-- START OF EXCERPTED DATA --
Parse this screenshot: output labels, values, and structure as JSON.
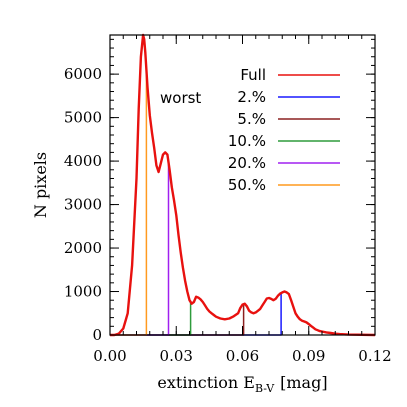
{
  "chart_data": {
    "type": "line",
    "xlabel": "extinction E",
    "xlabel_sub": "B-V",
    "xlabel_unit": "[mag]",
    "ylabel": "N pixels",
    "xlim": [
      0.0,
      0.12
    ],
    "ylim": [
      0,
      6900
    ],
    "xticks": [
      0.0,
      0.03,
      0.06,
      0.09,
      0.12
    ],
    "xtick_labels": [
      "0.00",
      "0.03",
      "0.06",
      "0.09",
      "0.12"
    ],
    "yticks": [
      0,
      1000,
      2000,
      3000,
      4000,
      5000,
      6000
    ],
    "ytick_labels": [
      "0",
      "1000",
      "2000",
      "3000",
      "4000",
      "5000",
      "6000"
    ],
    "legend_header": "worst",
    "legend_placement": "top-right",
    "series": [
      {
        "name": "Full",
        "color": "#e8110f",
        "points": [
          [
            0.002,
            0
          ],
          [
            0.004,
            30
          ],
          [
            0.006,
            150
          ],
          [
            0.008,
            500
          ],
          [
            0.01,
            1600
          ],
          [
            0.012,
            3600
          ],
          [
            0.013,
            5200
          ],
          [
            0.014,
            6400
          ],
          [
            0.015,
            6900
          ],
          [
            0.0155,
            6800
          ],
          [
            0.016,
            6500
          ],
          [
            0.017,
            5700
          ],
          [
            0.018,
            5050
          ],
          [
            0.019,
            4650
          ],
          [
            0.02,
            4300
          ],
          [
            0.021,
            3900
          ],
          [
            0.022,
            3750
          ],
          [
            0.023,
            3950
          ],
          [
            0.024,
            4150
          ],
          [
            0.025,
            4200
          ],
          [
            0.026,
            4150
          ],
          [
            0.027,
            3800
          ],
          [
            0.028,
            3400
          ],
          [
            0.029,
            3100
          ],
          [
            0.03,
            2750
          ],
          [
            0.031,
            2300
          ],
          [
            0.032,
            1900
          ],
          [
            0.033,
            1550
          ],
          [
            0.034,
            1250
          ],
          [
            0.035,
            1000
          ],
          [
            0.036,
            800
          ],
          [
            0.037,
            720
          ],
          [
            0.038,
            760
          ],
          [
            0.039,
            880
          ],
          [
            0.04,
            860
          ],
          [
            0.041,
            820
          ],
          [
            0.042,
            760
          ],
          [
            0.043,
            680
          ],
          [
            0.044,
            600
          ],
          [
            0.045,
            540
          ],
          [
            0.046,
            500
          ],
          [
            0.047,
            460
          ],
          [
            0.048,
            420
          ],
          [
            0.05,
            380
          ],
          [
            0.052,
            360
          ],
          [
            0.054,
            380
          ],
          [
            0.056,
            430
          ],
          [
            0.058,
            500
          ],
          [
            0.059,
            620
          ],
          [
            0.06,
            700
          ],
          [
            0.061,
            720
          ],
          [
            0.062,
            660
          ],
          [
            0.063,
            560
          ],
          [
            0.064,
            520
          ],
          [
            0.065,
            500
          ],
          [
            0.066,
            520
          ],
          [
            0.067,
            560
          ],
          [
            0.068,
            600
          ],
          [
            0.069,
            680
          ],
          [
            0.07,
            760
          ],
          [
            0.071,
            840
          ],
          [
            0.072,
            850
          ],
          [
            0.073,
            830
          ],
          [
            0.074,
            800
          ],
          [
            0.075,
            830
          ],
          [
            0.076,
            900
          ],
          [
            0.077,
            950
          ],
          [
            0.078,
            980
          ],
          [
            0.079,
            1000
          ],
          [
            0.08,
            980
          ],
          [
            0.081,
            940
          ],
          [
            0.082,
            800
          ],
          [
            0.083,
            650
          ],
          [
            0.084,
            500
          ],
          [
            0.085,
            420
          ],
          [
            0.086,
            360
          ],
          [
            0.087,
            330
          ],
          [
            0.088,
            310
          ],
          [
            0.089,
            290
          ],
          [
            0.09,
            250
          ],
          [
            0.091,
            210
          ],
          [
            0.092,
            170
          ],
          [
            0.093,
            130
          ],
          [
            0.094,
            110
          ],
          [
            0.095,
            90
          ],
          [
            0.096,
            80
          ],
          [
            0.098,
            60
          ],
          [
            0.1,
            45
          ],
          [
            0.102,
            30
          ],
          [
            0.104,
            20
          ],
          [
            0.106,
            15
          ],
          [
            0.108,
            10
          ]
        ]
      },
      {
        "name": "2.%",
        "color": "#1a1aff",
        "cutoff": 0.0775
      },
      {
        "name": "5.%",
        "color": "#8b2020",
        "cutoff": 0.0605
      },
      {
        "name": "10.%",
        "color": "#2e9b3c",
        "cutoff": 0.0365
      },
      {
        "name": "20.%",
        "color": "#a020f0",
        "cutoff": 0.0265
      },
      {
        "name": "50.%",
        "color": "#ff9a1f",
        "cutoff": 0.0165
      }
    ]
  }
}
-- END OF EXCERPTED DATA --
• TASK TO CARRY OUT
How many lines of the listing include the string "color"? Answer with the number alone.

• EXERCISE OUTPUT
6